EXERCISE BRIEF |
Your task is to transcribe all of the records exactly and leave out the pictures.

------ DATASET CONTENT

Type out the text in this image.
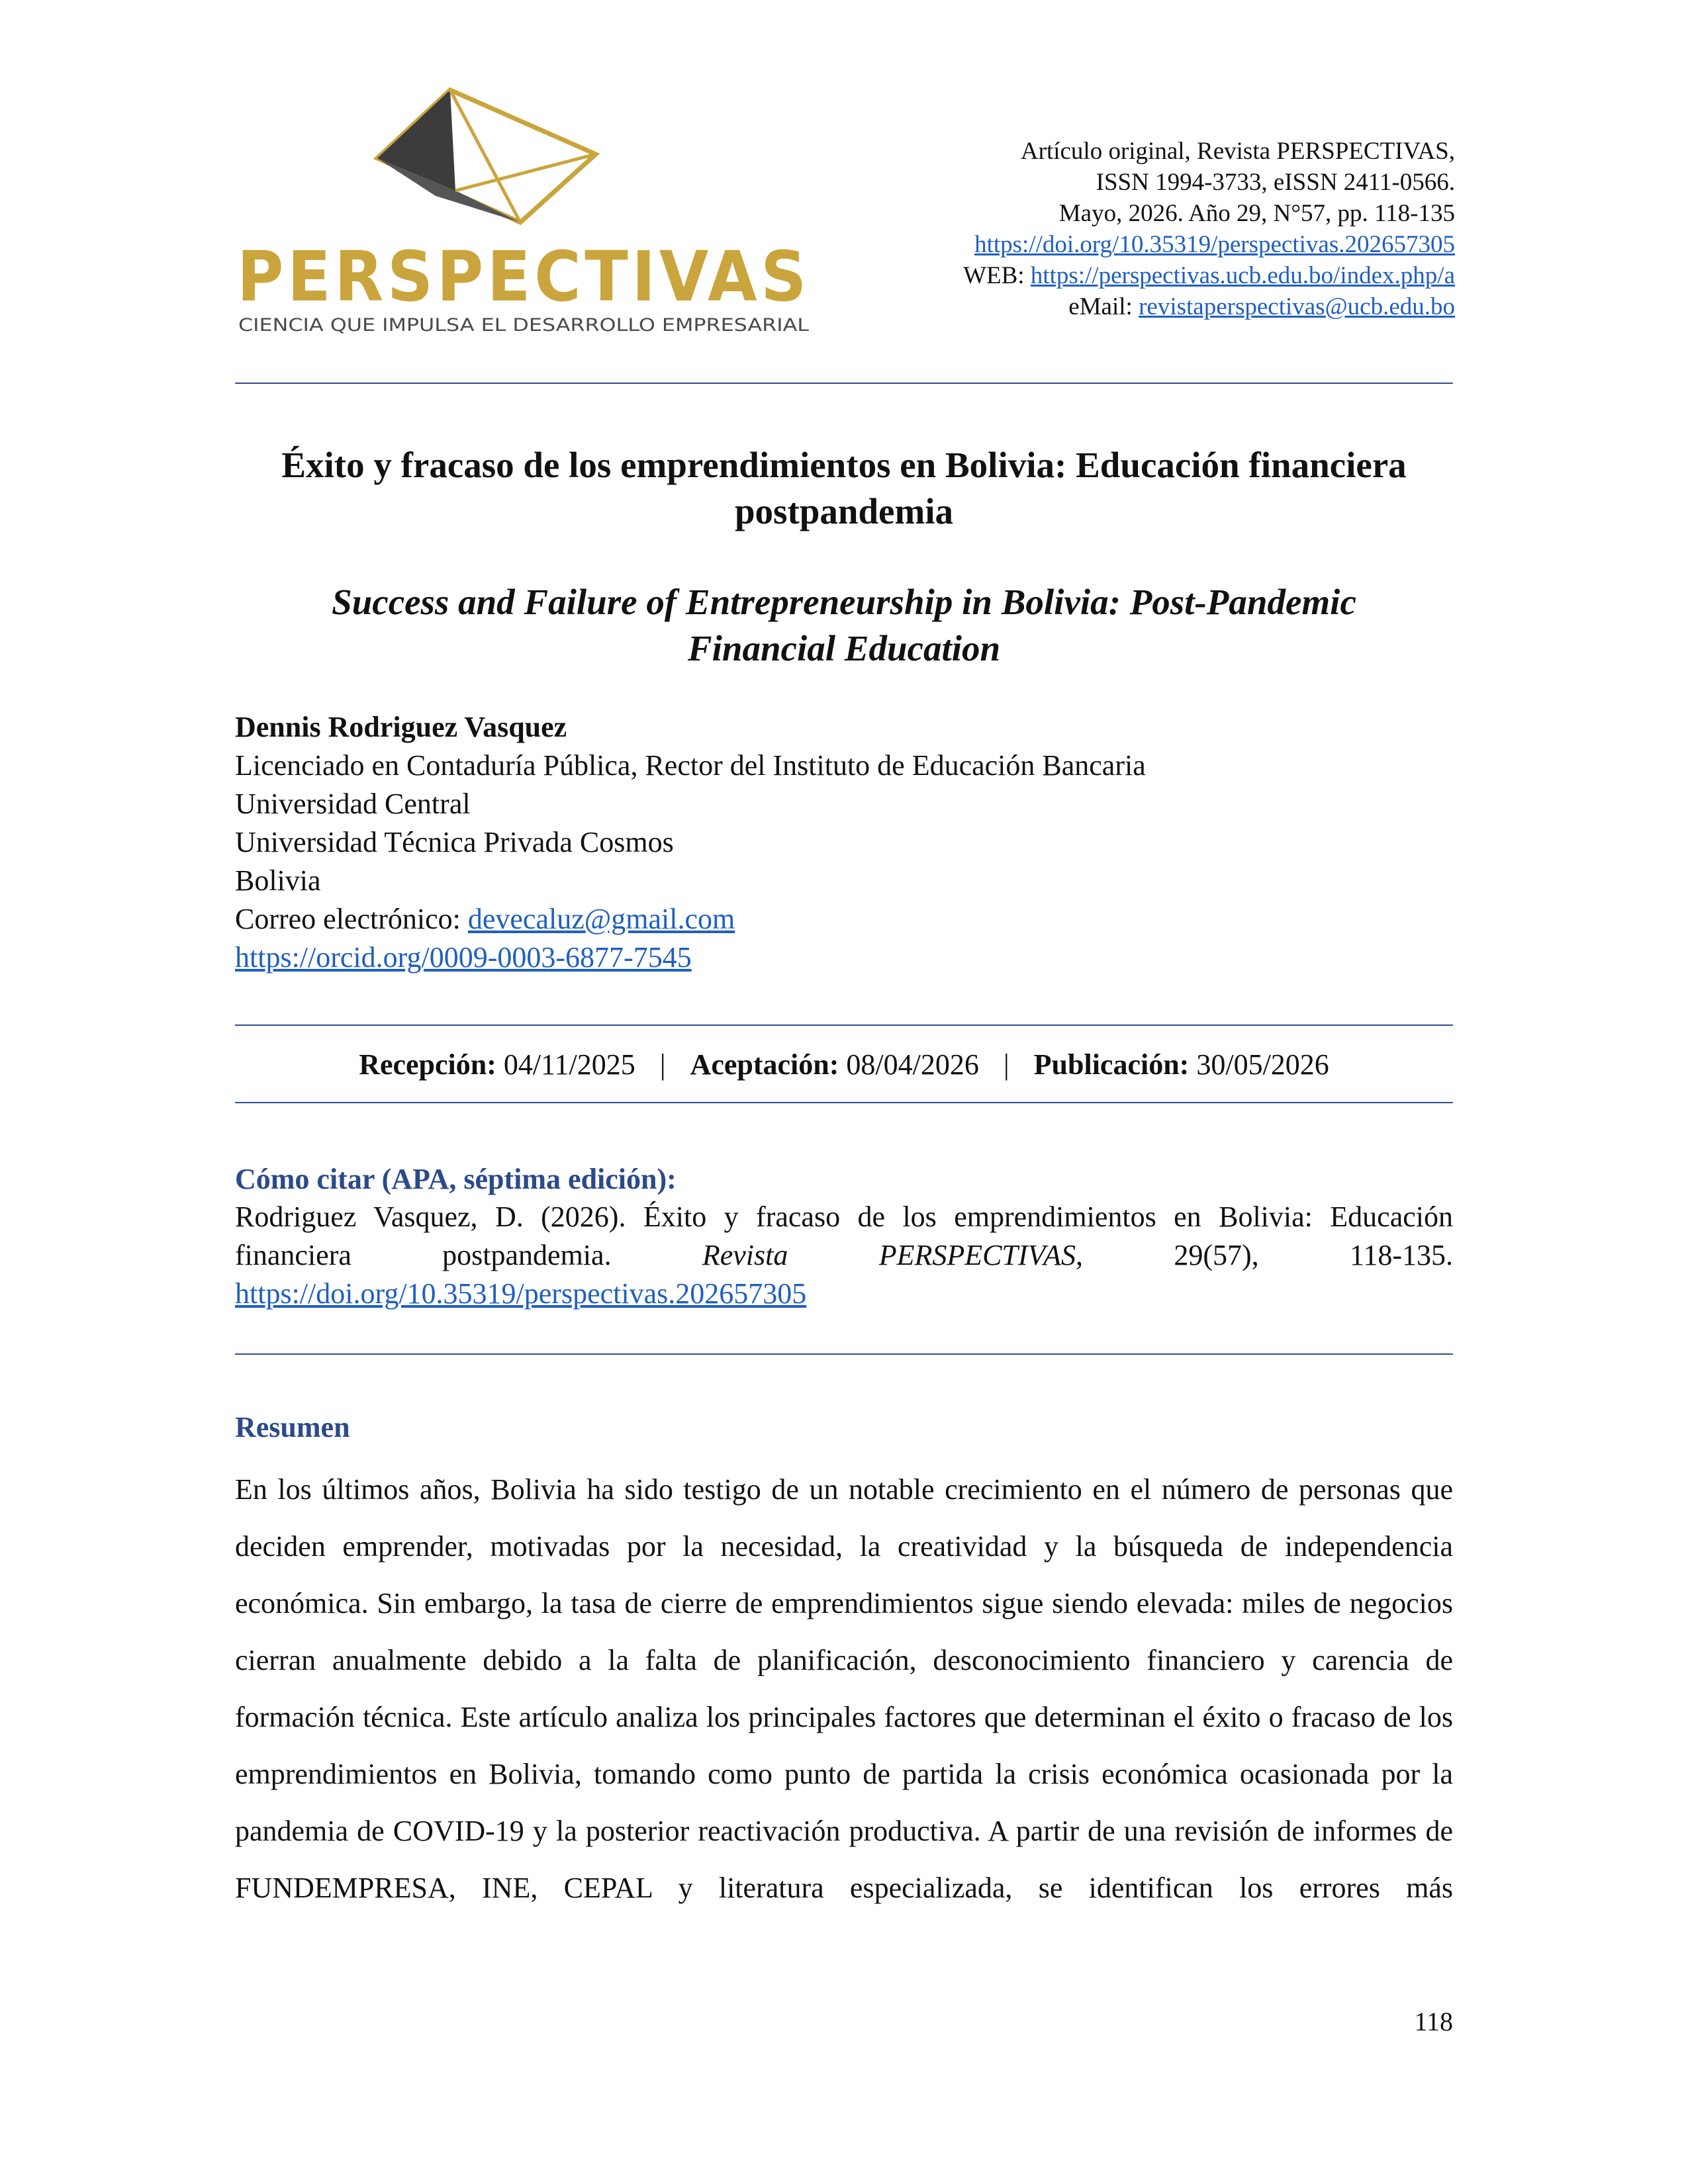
PERSPECTIVAS
CIENCIA QUE IMPULSA EL DESARROLLO EMPRESARIAL
Artículo original, Revista PERSPECTIVAS,
ISSN 1994-3733, eISSN 2411-0566.
Mayo, 2026. Año 29, N°57, pp. 118-135
https://doi.org/10.35319/perspectivas.202657305
WEB: https://perspectivas.ucb.edu.bo/index.php/a
eMail: revistaperspectivas@ucb.edu.bo
Éxito y fracaso de los emprendimientos en Bolivia: Educación financiera
postpandemia
Success and Failure of Entrepreneurship in Bolivia: Post-Pandemic
Financial Education
Dennis Rodriguez Vasquez
Licenciado en Contaduría Pública, Rector del Instituto de Educación Bancaria
Universidad Central
Universidad Técnica Privada Cosmos
Bolivia
Correo electrónico: devecaluz@gmail.com
https://orcid.org/0009-0003-6877-7545
Recepción: 04/11/2025 | Aceptación: 08/04/2026 | Publicación: 30/05/2026
Cómo citar (APA, séptima edición):
Rodriguez Vasquez, D. (2026). Éxito y fracaso de los emprendimientos en Bolivia: Educación financiera postpandemia. Revista PERSPECTIVAS, 29(57), 118-135. https://doi.org/10.35319/perspectivas.202657305
Resumen
En los últimos años, Bolivia ha sido testigo de un notable crecimiento en el número de personas que deciden emprender, motivadas por la necesidad, la creatividad y la búsqueda de independencia económica. Sin embargo, la tasa de cierre de emprendimientos sigue siendo elevada: miles de negocios cierran anualmente debido a la falta de planificación, desconocimiento financiero y carencia de formación técnica. Este artículo analiza los principales factores que determinan el éxito o fracaso de los emprendimientos en Bolivia, tomando como punto de partida la crisis económica ocasionada por la pandemia de COVID-19 y la posterior reactivación productiva. A partir de una revisión de informes de FUNDEMPRESA, INE, CEPAL y literatura especializada, se identifican los errores más
118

------------

OUTPUT |
Type out the text in this image.
PERSPECTIVAS
CIENCIA QUE IMPULSA EL DESARROLLO EMPRESARIAL
Artículo original, Revista PERSPECTIVAS,
ISSN 1994-3733, eISSN 2411-0566.
Mayo, 2026. Año 29, N°57, pp. 118-135
https://doi.org/10.35319/perspectivas.202657305
WEB: https://perspectivas.ucb.edu.bo/index.php/a
eMail: revistaperspectivas@ucb.edu.bo
Éxito y fracaso de los emprendimientos en Bolivia: Educación financiera
postpandemia
Success and Failure of Entrepreneurship in Bolivia: Post-Pandemic
Financial Education
Dennis Rodriguez Vasquez
Licenciado en Contaduría Pública, Rector del Instituto de Educación Bancaria
Universidad Central
Universidad Técnica Privada Cosmos
Bolivia
Correo electrónico: devecaluz@gmail.com
https://orcid.org/0009-0003-6877-7545
Recepción: 04/11/2025 | Aceptación: 08/04/2026 | Publicación: 30/05/2026
Cómo citar (APA, séptima edición):
Rodriguez Vasquez, D. (2026). Éxito y fracaso de los emprendimientos en Bolivia: Educación financiera postpandemia. Revista PERSPECTIVAS, 29(57), 118-135. https://doi.org/10.35319/perspectivas.202657305
Resumen
En los últimos años, Bolivia ha sido testigo de un notable crecimiento en el número de personas que deciden emprender, motivadas por la necesidad, la creatividad y la búsqueda de independencia económica. Sin embargo, la tasa de cierre de emprendimientos sigue siendo elevada: miles de negocios cierran anualmente debido a la falta de planificación, desconocimiento financiero y carencia de formación técnica. Este artículo analiza los principales factores que determinan el éxito o fracaso de los emprendimientos en Bolivia, tomando como punto de partida la crisis económica ocasionada por la pandemia de COVID-19 y la posterior reactivación productiva. A partir de una revisión de informes de FUNDEMPRESA, INE, CEPAL y literatura especializada, se identifican los errores más
118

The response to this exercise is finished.